The input |
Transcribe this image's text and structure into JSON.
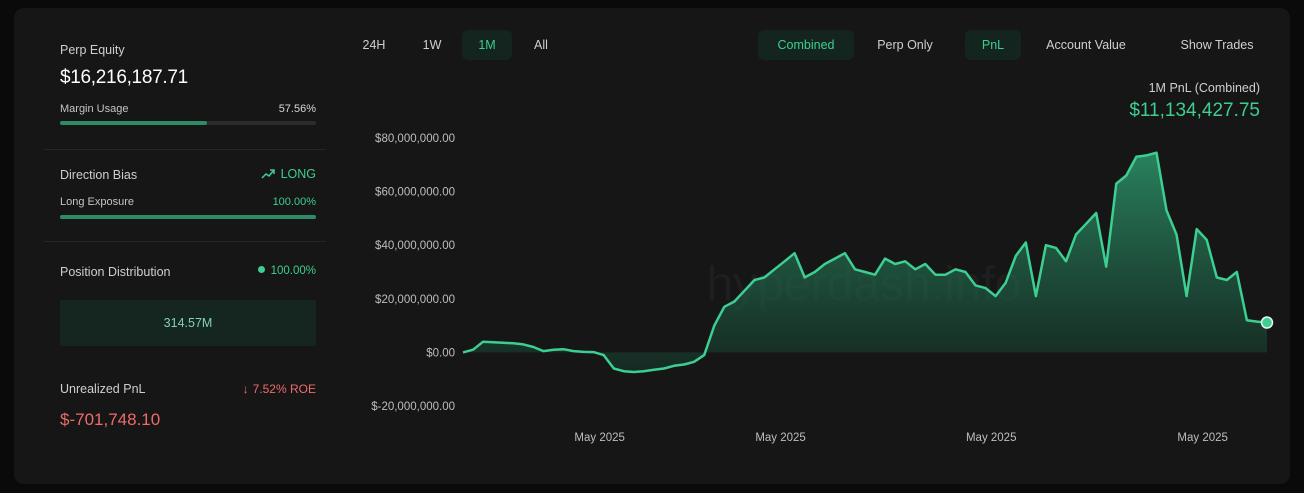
{
  "summary": {
    "perp_equity_label": "Perp Equity",
    "perp_equity_value": "$16,216,187.71",
    "margin_usage_label": "Margin Usage",
    "margin_usage_value": "57.56%",
    "margin_usage_fraction": 0.5756,
    "direction_bias_label": "Direction Bias",
    "direction_bias_value": "LONG",
    "long_exposure_label": "Long Exposure",
    "long_exposure_value": "100.00%",
    "long_exposure_fraction": 1.0,
    "position_distribution_label": "Position Distribution",
    "position_distribution_value": "100.00%",
    "position_distribution_amount": "314.57M",
    "unrealized_pnl_label": "Unrealized PnL",
    "unrealized_pnl_roe": "7.52% ROE",
    "unrealized_pnl_value": "$-701,748.10"
  },
  "toolbar": {
    "timeframes": [
      "24H",
      "1W",
      "1M",
      "All"
    ],
    "selected_timeframe": "1M",
    "mode_combined": "Combined",
    "mode_perp_only": "Perp Only",
    "metric_pnl": "PnL",
    "metric_account_value": "Account Value",
    "show_trades": "Show Trades"
  },
  "chart_header": {
    "label": "1M PnL (Combined)",
    "value": "$11,134,427.75"
  },
  "watermark": "hyperdash.info",
  "colors": {
    "accent": "#3ccf91",
    "negative": "#ef6b6b",
    "background": "#161616"
  },
  "chart_data": {
    "type": "area",
    "title": "1M PnL (Combined)",
    "xlabel": "",
    "ylabel": "",
    "ylim": [
      -20000000,
      80000000
    ],
    "y_ticks": [
      -20000000,
      0,
      20000000,
      40000000,
      60000000,
      80000000
    ],
    "y_tick_labels": [
      "$-20,000,000.00",
      "$0.00",
      "$20,000,000.00",
      "$40,000,000.00",
      "$60,000,000.00",
      "$80,000,000.00"
    ],
    "x_tick_labels": [
      "May 2025",
      "May 2025",
      "May 2025",
      "May 2025"
    ],
    "x_tick_positions": [
      0.17,
      0.395,
      0.657,
      0.92
    ],
    "grid": false,
    "series": [
      {
        "values": [
          0,
          1000000,
          4000000,
          3800000,
          3600000,
          3400000,
          3000000,
          2000000,
          500000,
          1000000,
          1200000,
          500000,
          200000,
          100000,
          -1000000,
          -6000000,
          -7000000,
          -7300000,
          -7000000,
          -6500000,
          -6000000,
          -5000000,
          -4500000,
          -3500000,
          -1000000,
          10000000,
          17000000,
          19000000,
          23000000,
          27000000,
          28000000,
          31000000,
          34000000,
          37000000,
          28000000,
          30000000,
          33000000,
          35000000,
          37000000,
          31000000,
          30000000,
          29000000,
          35000000,
          33000000,
          34000000,
          31000000,
          33000000,
          29000000,
          29000000,
          31000000,
          30000000,
          25000000,
          24000000,
          21000000,
          26000000,
          36000000,
          41000000,
          21000000,
          40000000,
          39000000,
          34000000,
          44000000,
          48000000,
          52000000,
          32000000,
          63000000,
          66000000,
          73000000,
          73500000,
          74500000,
          53000000,
          44000000,
          21000000,
          46000000,
          42000000,
          28000000,
          27000000,
          30000000,
          12000000,
          11500000,
          11134427
        ]
      }
    ]
  }
}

Aim of the task |
Reproduce every line exactly and omit all pictures.

Task result |
Transcribe this image's text and structure into JSON.
{
  "summary": {
    "perp_equity_label": "Perp Equity",
    "perp_equity_value": "$16,216,187.71",
    "margin_usage_label": "Margin Usage",
    "margin_usage_value": "57.56%",
    "margin_usage_fraction": 0.5756,
    "direction_bias_label": "Direction Bias",
    "direction_bias_value": "LONG",
    "long_exposure_label": "Long Exposure",
    "long_exposure_value": "100.00%",
    "long_exposure_fraction": 1.0,
    "position_distribution_label": "Position Distribution",
    "position_distribution_value": "100.00%",
    "position_distribution_amount": "314.57M",
    "unrealized_pnl_label": "Unrealized PnL",
    "unrealized_pnl_roe": "7.52% ROE",
    "unrealized_pnl_value": "$-701,748.10"
  },
  "toolbar": {
    "timeframes": [
      "24H",
      "1W",
      "1M",
      "All"
    ],
    "selected_timeframe": "1M",
    "mode_combined": "Combined",
    "mode_perp_only": "Perp Only",
    "metric_pnl": "PnL",
    "metric_account_value": "Account Value",
    "show_trades": "Show Trades"
  },
  "chart_header": {
    "label": "1M PnL (Combined)",
    "value": "$11,134,427.75"
  },
  "watermark": "hyperdash.info",
  "colors": {
    "accent": "#3ccf91",
    "negative": "#ef6b6b",
    "background": "#161616"
  },
  "chart_data": {
    "type": "area",
    "title": "1M PnL (Combined)",
    "xlabel": "",
    "ylabel": "",
    "ylim": [
      -20000000,
      80000000
    ],
    "y_ticks": [
      -20000000,
      0,
      20000000,
      40000000,
      60000000,
      80000000
    ],
    "y_tick_labels": [
      "$-20,000,000.00",
      "$0.00",
      "$20,000,000.00",
      "$40,000,000.00",
      "$60,000,000.00",
      "$80,000,000.00"
    ],
    "x_tick_labels": [
      "May 2025",
      "May 2025",
      "May 2025",
      "May 2025"
    ],
    "x_tick_positions": [
      0.17,
      0.395,
      0.657,
      0.92
    ],
    "grid": false,
    "series": [
      {
        "values": [
          0,
          1000000,
          4000000,
          3800000,
          3600000,
          3400000,
          3000000,
          2000000,
          500000,
          1000000,
          1200000,
          500000,
          200000,
          100000,
          -1000000,
          -6000000,
          -7000000,
          -7300000,
          -7000000,
          -6500000,
          -6000000,
          -5000000,
          -4500000,
          -3500000,
          -1000000,
          10000000,
          17000000,
          19000000,
          23000000,
          27000000,
          28000000,
          31000000,
          34000000,
          37000000,
          28000000,
          30000000,
          33000000,
          35000000,
          37000000,
          31000000,
          30000000,
          29000000,
          35000000,
          33000000,
          34000000,
          31000000,
          33000000,
          29000000,
          29000000,
          31000000,
          30000000,
          25000000,
          24000000,
          21000000,
          26000000,
          36000000,
          41000000,
          21000000,
          40000000,
          39000000,
          34000000,
          44000000,
          48000000,
          52000000,
          32000000,
          63000000,
          66000000,
          73000000,
          73500000,
          74500000,
          53000000,
          44000000,
          21000000,
          46000000,
          42000000,
          28000000,
          27000000,
          30000000,
          12000000,
          11500000,
          11134427
        ]
      }
    ]
  }
}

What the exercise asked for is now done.